(Extracted records)
# # #

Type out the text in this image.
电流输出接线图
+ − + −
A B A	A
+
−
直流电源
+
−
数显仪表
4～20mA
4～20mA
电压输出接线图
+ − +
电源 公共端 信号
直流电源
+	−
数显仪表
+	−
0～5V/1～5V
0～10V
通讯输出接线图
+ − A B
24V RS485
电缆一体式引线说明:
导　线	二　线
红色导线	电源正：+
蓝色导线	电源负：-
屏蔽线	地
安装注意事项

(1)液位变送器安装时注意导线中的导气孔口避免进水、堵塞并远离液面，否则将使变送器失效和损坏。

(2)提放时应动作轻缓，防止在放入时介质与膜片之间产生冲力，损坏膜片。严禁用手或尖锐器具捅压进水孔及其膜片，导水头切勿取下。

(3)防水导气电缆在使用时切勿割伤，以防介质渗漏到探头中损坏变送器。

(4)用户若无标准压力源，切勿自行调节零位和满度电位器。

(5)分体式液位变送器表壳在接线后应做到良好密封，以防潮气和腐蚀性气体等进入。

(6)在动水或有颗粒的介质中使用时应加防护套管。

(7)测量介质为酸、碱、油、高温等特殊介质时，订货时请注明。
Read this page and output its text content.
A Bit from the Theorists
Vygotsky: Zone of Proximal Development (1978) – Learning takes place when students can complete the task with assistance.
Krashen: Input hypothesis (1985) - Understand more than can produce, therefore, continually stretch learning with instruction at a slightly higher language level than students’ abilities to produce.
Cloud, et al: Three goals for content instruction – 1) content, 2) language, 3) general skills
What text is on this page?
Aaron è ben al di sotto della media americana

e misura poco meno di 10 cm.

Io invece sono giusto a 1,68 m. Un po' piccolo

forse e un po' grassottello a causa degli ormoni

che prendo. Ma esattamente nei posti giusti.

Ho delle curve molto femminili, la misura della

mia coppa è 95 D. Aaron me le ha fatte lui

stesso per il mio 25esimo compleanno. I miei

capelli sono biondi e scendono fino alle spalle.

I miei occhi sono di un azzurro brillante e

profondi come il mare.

# # #

WRITTEN PROBLEM
Give the count of lines containing "instruction", with no added text.

WRITTEN REPLY
2